**GOAL**
Find all lines in the records that include the word "photo", and copy them out.

**RECORDS FOR PROCESSING**
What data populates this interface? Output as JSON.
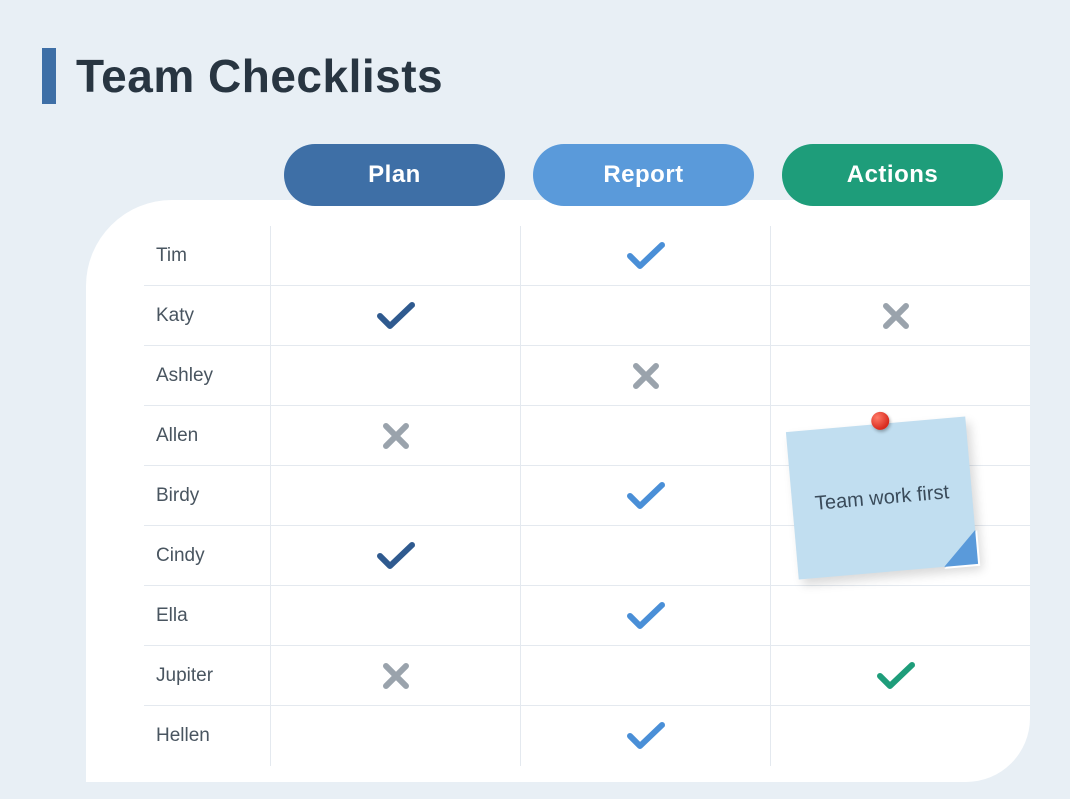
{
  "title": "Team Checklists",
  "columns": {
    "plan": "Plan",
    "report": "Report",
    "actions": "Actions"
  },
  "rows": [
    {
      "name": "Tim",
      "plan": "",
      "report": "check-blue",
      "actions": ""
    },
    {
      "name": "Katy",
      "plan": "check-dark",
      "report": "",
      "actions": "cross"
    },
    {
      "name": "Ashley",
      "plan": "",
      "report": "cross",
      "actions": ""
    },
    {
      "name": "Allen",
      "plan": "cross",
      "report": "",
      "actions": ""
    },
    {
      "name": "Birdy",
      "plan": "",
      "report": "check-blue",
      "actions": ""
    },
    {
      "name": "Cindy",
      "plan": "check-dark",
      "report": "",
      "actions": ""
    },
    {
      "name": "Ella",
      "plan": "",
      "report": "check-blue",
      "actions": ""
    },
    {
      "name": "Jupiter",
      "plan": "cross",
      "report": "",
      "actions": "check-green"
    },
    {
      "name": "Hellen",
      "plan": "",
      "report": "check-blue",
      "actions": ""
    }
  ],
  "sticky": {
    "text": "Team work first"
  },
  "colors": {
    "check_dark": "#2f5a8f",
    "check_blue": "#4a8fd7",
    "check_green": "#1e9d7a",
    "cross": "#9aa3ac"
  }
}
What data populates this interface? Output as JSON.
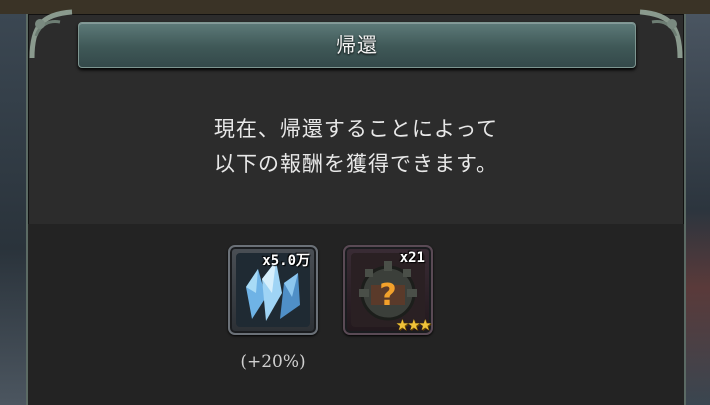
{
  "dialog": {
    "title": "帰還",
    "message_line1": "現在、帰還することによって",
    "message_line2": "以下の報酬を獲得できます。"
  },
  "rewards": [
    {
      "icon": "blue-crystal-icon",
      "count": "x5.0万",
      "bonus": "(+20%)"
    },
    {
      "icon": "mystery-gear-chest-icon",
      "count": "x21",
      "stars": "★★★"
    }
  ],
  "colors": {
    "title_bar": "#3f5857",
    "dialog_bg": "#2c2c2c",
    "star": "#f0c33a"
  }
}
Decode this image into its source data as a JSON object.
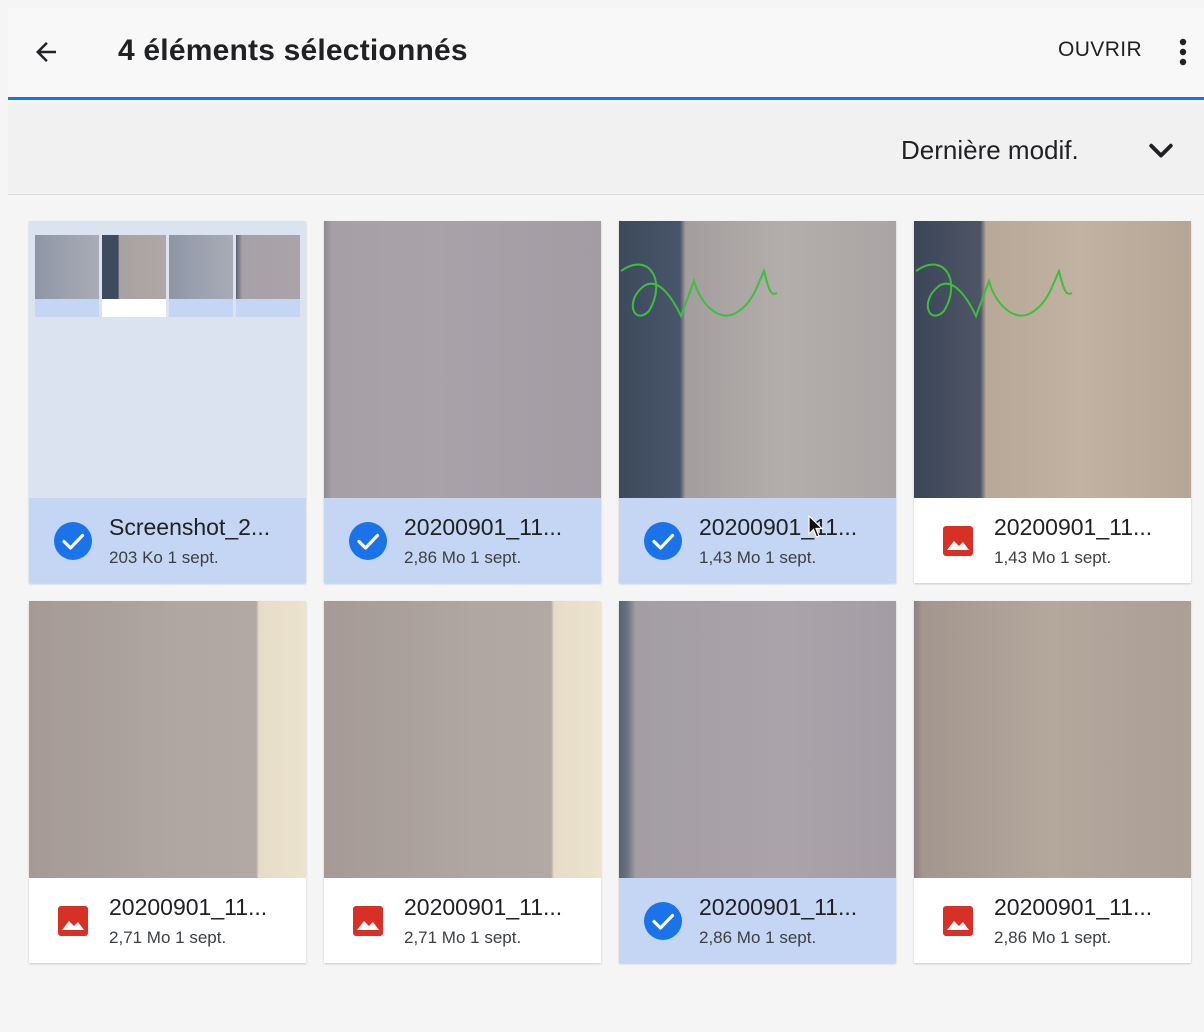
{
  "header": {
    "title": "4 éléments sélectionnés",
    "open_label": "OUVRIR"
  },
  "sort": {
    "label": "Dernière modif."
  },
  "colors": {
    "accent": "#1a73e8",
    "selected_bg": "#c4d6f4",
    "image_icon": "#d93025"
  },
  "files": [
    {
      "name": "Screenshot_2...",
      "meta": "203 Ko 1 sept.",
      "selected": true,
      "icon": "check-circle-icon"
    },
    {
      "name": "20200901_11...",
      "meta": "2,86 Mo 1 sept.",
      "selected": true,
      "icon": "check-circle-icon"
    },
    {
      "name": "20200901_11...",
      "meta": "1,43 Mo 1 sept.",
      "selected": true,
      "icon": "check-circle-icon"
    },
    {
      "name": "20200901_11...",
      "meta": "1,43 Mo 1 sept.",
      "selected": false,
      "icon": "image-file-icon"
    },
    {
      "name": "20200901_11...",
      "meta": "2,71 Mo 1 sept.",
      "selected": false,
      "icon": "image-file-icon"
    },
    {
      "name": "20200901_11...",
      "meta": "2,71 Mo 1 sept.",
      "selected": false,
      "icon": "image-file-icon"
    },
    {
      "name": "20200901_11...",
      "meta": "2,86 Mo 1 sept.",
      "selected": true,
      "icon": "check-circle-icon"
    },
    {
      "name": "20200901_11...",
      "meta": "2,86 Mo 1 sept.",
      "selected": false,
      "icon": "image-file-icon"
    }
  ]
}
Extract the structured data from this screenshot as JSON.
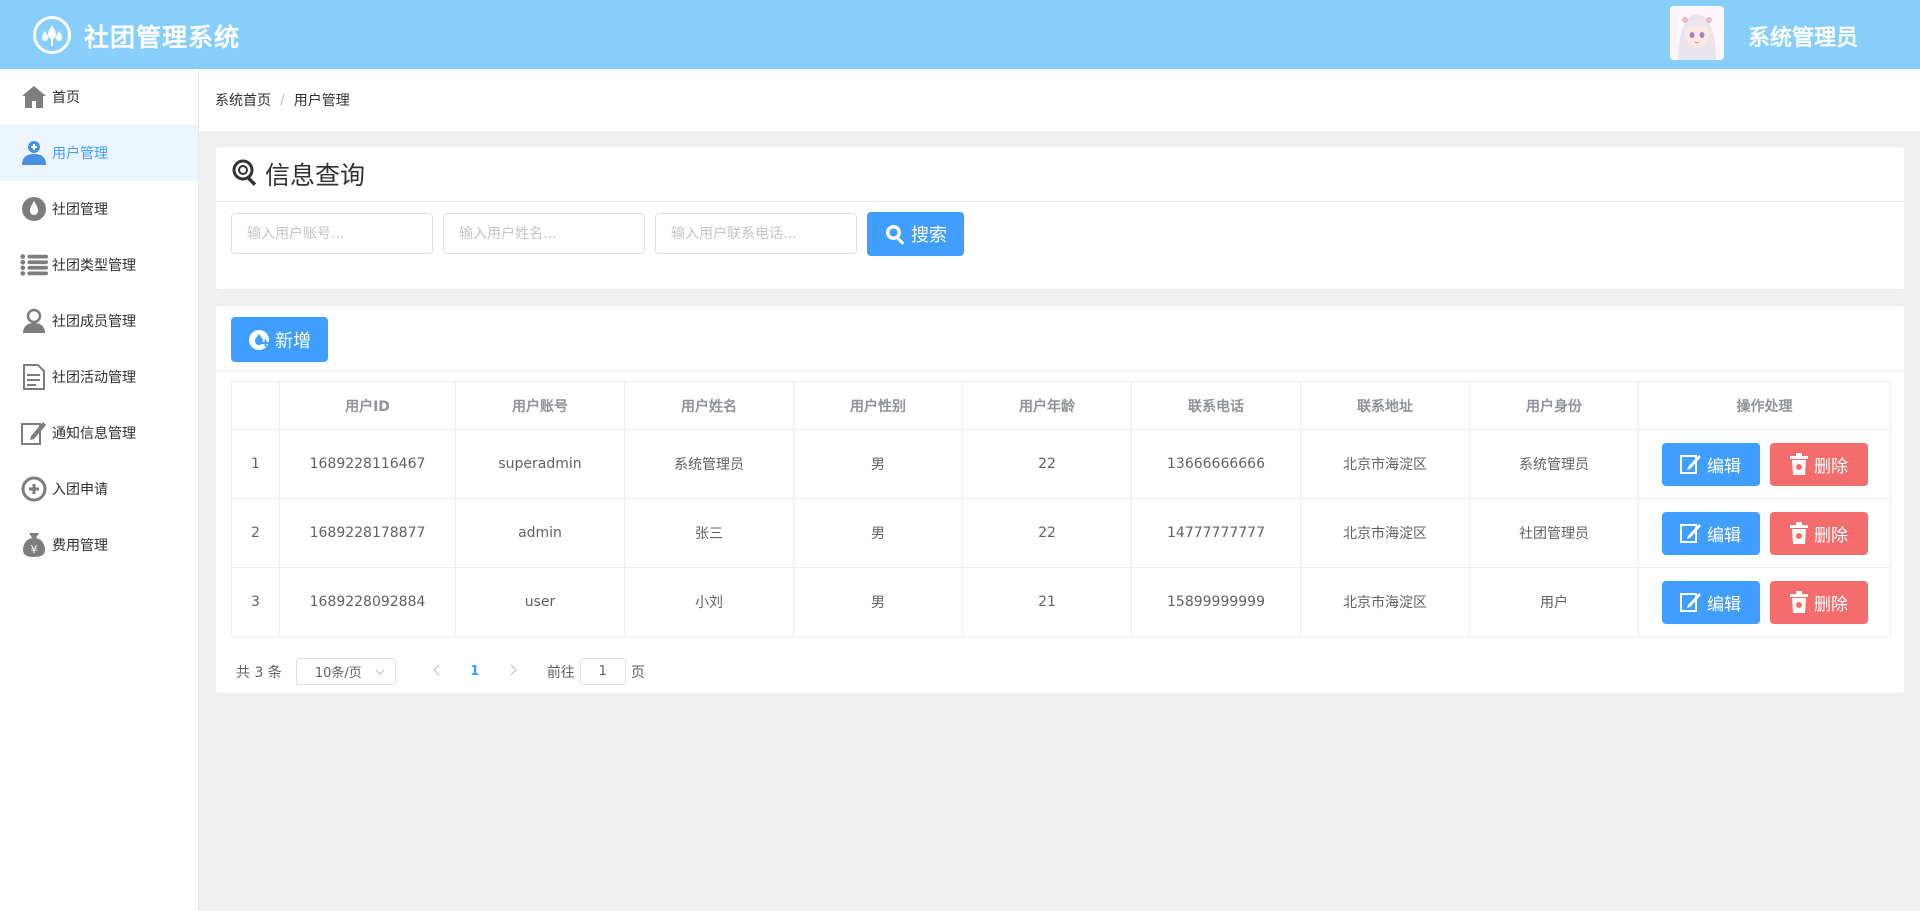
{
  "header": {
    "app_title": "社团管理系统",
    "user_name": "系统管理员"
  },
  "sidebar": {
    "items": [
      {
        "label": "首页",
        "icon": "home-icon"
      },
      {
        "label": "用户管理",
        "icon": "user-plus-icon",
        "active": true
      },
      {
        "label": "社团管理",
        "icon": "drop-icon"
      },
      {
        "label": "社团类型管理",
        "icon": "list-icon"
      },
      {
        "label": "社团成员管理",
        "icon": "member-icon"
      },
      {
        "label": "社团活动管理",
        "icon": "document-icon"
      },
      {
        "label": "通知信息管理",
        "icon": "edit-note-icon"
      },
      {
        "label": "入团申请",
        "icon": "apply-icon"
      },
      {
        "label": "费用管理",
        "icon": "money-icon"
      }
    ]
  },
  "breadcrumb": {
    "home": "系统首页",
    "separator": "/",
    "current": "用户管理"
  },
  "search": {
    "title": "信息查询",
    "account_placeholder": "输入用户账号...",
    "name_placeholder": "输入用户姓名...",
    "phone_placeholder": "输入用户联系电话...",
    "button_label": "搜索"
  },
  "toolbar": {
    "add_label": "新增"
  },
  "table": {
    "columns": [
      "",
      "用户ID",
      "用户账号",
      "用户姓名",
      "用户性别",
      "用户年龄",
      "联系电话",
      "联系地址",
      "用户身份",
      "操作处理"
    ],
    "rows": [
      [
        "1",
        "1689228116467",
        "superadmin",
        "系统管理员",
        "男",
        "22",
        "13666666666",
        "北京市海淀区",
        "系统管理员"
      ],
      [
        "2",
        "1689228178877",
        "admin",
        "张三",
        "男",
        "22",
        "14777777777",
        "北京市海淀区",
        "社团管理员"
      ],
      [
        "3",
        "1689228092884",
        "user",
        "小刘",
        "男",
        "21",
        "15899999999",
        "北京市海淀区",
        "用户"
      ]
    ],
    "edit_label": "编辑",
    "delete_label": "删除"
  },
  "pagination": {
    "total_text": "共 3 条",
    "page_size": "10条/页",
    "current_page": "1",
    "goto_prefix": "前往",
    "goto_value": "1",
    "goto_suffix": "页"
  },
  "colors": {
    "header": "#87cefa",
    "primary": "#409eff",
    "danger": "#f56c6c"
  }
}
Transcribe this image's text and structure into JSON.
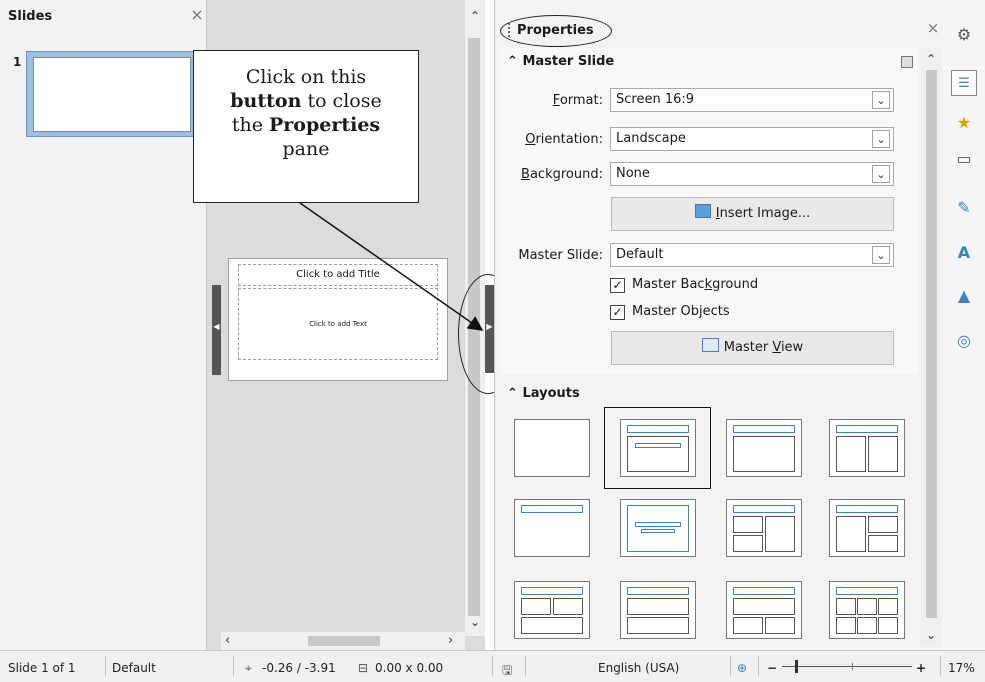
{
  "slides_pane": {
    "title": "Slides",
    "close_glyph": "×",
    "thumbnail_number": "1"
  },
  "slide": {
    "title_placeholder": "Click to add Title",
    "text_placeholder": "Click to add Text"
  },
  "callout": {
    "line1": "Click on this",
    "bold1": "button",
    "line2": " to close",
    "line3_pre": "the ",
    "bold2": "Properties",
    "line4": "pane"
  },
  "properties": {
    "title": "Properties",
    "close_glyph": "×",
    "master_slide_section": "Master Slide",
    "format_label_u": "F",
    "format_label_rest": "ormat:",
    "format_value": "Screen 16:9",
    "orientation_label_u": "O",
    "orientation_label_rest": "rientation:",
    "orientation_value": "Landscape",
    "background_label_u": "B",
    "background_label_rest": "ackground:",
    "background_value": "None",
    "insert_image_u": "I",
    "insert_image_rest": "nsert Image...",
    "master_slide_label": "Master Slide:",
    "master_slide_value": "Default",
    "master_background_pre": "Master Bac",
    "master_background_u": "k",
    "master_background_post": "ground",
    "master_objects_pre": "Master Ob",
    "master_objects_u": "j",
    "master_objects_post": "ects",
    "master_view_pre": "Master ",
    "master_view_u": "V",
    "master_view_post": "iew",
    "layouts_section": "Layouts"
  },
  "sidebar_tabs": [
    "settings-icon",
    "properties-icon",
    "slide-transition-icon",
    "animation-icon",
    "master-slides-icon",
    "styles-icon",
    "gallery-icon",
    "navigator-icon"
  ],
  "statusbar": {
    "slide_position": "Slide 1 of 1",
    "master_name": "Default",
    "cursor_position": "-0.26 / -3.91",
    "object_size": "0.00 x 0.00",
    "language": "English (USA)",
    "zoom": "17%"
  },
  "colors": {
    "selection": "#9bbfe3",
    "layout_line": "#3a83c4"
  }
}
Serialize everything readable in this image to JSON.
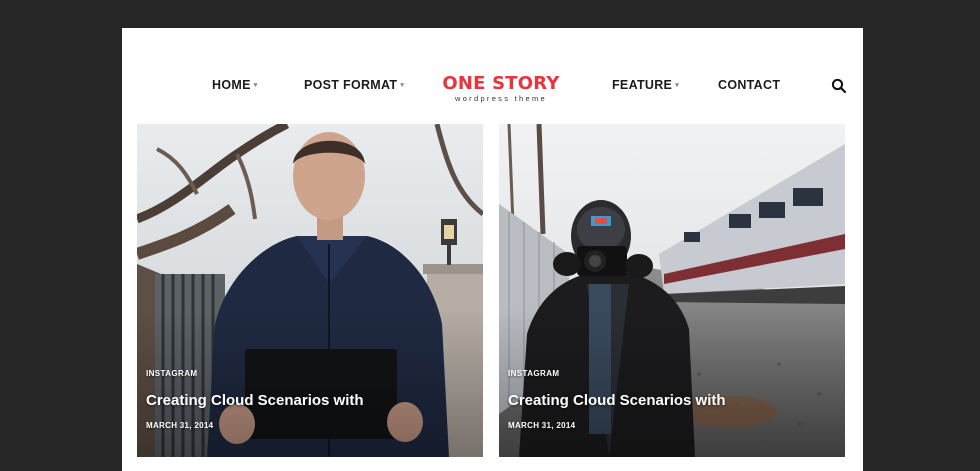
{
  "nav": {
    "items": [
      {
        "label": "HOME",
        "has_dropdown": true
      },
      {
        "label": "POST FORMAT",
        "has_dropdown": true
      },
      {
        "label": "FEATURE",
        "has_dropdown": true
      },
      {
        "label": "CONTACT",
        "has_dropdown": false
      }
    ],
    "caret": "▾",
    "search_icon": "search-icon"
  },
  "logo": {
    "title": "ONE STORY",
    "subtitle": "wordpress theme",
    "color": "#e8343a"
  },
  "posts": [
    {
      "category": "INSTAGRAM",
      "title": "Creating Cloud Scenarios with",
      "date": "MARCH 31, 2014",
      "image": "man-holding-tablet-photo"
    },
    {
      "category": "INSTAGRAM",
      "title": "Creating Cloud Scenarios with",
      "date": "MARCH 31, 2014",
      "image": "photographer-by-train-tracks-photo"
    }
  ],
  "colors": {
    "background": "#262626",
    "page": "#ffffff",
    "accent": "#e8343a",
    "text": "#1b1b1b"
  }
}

**RESULT OF THIS TASK**
      "image": "man-holding-tablet-photo"
      "image": "photographer-by-train-tracks-photo"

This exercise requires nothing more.